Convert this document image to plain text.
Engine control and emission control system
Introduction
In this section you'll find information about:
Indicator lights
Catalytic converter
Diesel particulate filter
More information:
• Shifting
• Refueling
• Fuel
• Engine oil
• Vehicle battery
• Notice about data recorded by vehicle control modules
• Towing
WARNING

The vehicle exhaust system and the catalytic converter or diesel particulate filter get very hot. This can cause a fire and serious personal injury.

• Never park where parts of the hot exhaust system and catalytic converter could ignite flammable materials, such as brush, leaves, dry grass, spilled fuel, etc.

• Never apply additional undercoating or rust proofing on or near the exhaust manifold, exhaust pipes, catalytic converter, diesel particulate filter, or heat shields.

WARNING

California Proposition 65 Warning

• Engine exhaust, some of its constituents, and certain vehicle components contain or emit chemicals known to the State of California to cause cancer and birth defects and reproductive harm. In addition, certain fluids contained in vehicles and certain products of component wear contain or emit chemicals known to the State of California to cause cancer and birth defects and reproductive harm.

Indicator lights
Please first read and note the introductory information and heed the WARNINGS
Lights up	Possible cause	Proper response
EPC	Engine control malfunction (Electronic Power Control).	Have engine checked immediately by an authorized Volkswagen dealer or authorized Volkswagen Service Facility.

#####

- WRITTEN EXERCISE:
Search the entries for the string "filter" and collect each line that has it.

- RESULT FOR THIS EXERCISE:
Diesel particulate filter
The vehicle exhaust system and the catalytic converter or diesel particulate filter get very hot. This can cause a fire and serious personal injury.
• Never apply additional undercoating or rust proofing on or near the exhaust manifold, exhaust pipes, catalytic converter, diesel particulate filter, or heat shields.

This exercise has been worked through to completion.